-- Begin MATERIAL FOR THE TASK --

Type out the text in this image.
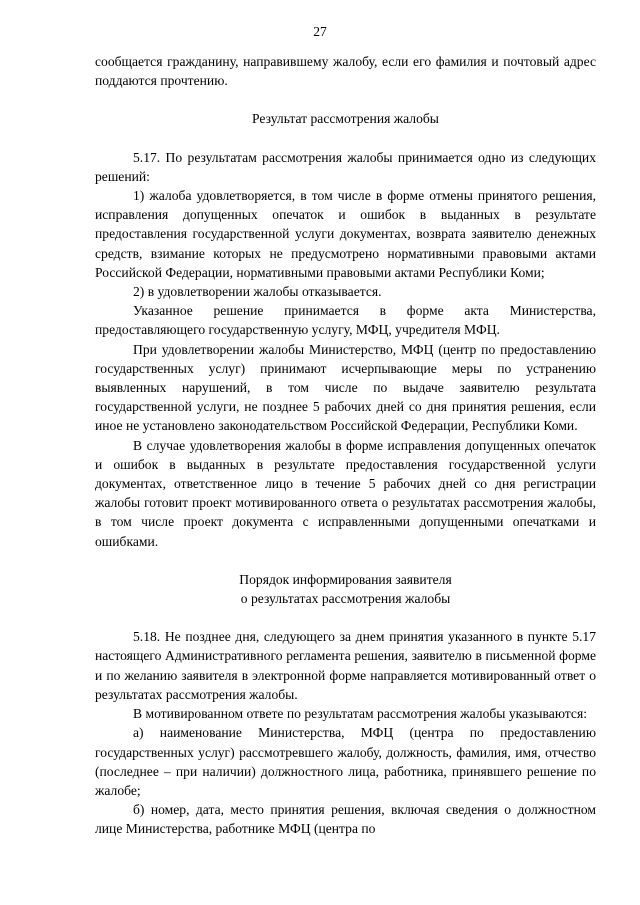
27

сообщается гражданину, направившему жалобу, если его фамилия и почтовый адрес поддаются прочтению.

Результат рассмотрения жалобы

5.17. По результатам рассмотрения жалобы принимается одно из следующих решений:

1) жалоба удовлетворяется, в том числе в форме отмены принятого решения, исправления допущенных опечаток и ошибок в выданных в результате предоставления государственной услуги документах, возврата заявителю денежных средств, взимание которых не предусмотрено нормативными правовыми актами Российской Федерации, нормативными правовыми актами Республики Коми;

2) в удовлетворении жалобы отказывается.

Указанное решение принимается в форме акта Министерства, предоставляющего государственную услугу, МФЦ, учредителя МФЦ.

При удовлетворении жалобы Министерство, МФЦ (центр по предоставлению государственных услуг) принимают исчерпывающие меры по устранению выявленных нарушений, в том числе по выдаче заявителю результата государственной услуги, не позднее 5 рабочих дней со дня принятия решения, если иное не установлено законодательством Российской Федерации, Республики Коми.

В случае удовлетворения жалобы в форме исправления допущенных опечаток и ошибок в выданных в результате предоставления государственной услуги документах, ответственное лицо в течение 5 рабочих дней со дня регистрации жалобы готовит проект мотивированного ответа о результатах рассмотрения жалобы, в том числе проект документа с исправленными допущенными опечатками и ошибками.

Порядок информирования заявителя

о результатах рассмотрения жалобы

5.18. Не позднее дня, следующего за днем принятия указанного в пункте 5.17 настоящего Административного регламента решения, заявителю в письменной форме и по желанию заявителя в электронной форме направляется мотивированный ответ о результатах рассмотрения жалобы.

В мотивированном ответе по результатам рассмотрения жалобы указываются:

а) наименование Министерства, МФЦ (центра по предоставлению государственных услуг) рассмотревшего жалобу, должность, фамилия, имя, отчество (последнее – при наличии) должностного лица, работника, принявшего решение по жалобе;

б) номер, дата, место принятия решения, включая сведения о должностном лице Министерства, работнике МФЦ (центра по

-- End MATERIAL FOR THE TASK --

_GIVEN INSTRUCTION_
Repeat all the data as it stands, dropping any images it holds.

_SOLUTION TO THE PROBLEM_
Type out the text in this image.
27

сообщается гражданину, направившему жалобу, если его фамилия и почтовый адрес поддаются прочтению.

Результат рассмотрения жалобы

5.17. По результатам рассмотрения жалобы принимается одно из следующих решений:

1) жалоба удовлетворяется, в том числе в форме отмены принятого решения, исправления допущенных опечаток и ошибок в выданных в результате предоставления государственной услуги документах, возврата заявителю денежных средств, взимание которых не предусмотрено нормативными правовыми актами Российской Федерации, нормативными правовыми актами Республики Коми;

2) в удовлетворении жалобы отказывается.

Указанное решение принимается в форме акта Министерства, предоставляющего государственную услугу, МФЦ, учредителя МФЦ.

При удовлетворении жалобы Министерство, МФЦ (центр по предоставлению государственных услуг) принимают исчерпывающие меры по устранению выявленных нарушений, в том числе по выдаче заявителю результата государственной услуги, не позднее 5 рабочих дней со дня принятия решения, если иное не установлено законодательством Российской Федерации, Республики Коми.

В случае удовлетворения жалобы в форме исправления допущенных опечаток и ошибок в выданных в результате предоставления государственной услуги документах, ответственное лицо в течение 5 рабочих дней со дня регистрации жалобы готовит проект мотивированного ответа о результатах рассмотрения жалобы, в том числе проект документа с исправленными допущенными опечатками и ошибками.

Порядок информирования заявителя

о результатах рассмотрения жалобы

5.18. Не позднее дня, следующего за днем принятия указанного в пункте 5.17 настоящего Административного регламента решения, заявителю в письменной форме и по желанию заявителя в электронной форме направляется мотивированный ответ о результатах рассмотрения жалобы.

В мотивированном ответе по результатам рассмотрения жалобы указываются:

а) наименование Министерства, МФЦ (центра по предоставлению государственных услуг) рассмотревшего жалобу, должность, фамилия, имя, отчество (последнее – при наличии) должностного лица, работника, принявшего решение по жалобе;

б) номер, дата, место принятия решения, включая сведения о должностном лице Министерства, работнике МФЦ (центра по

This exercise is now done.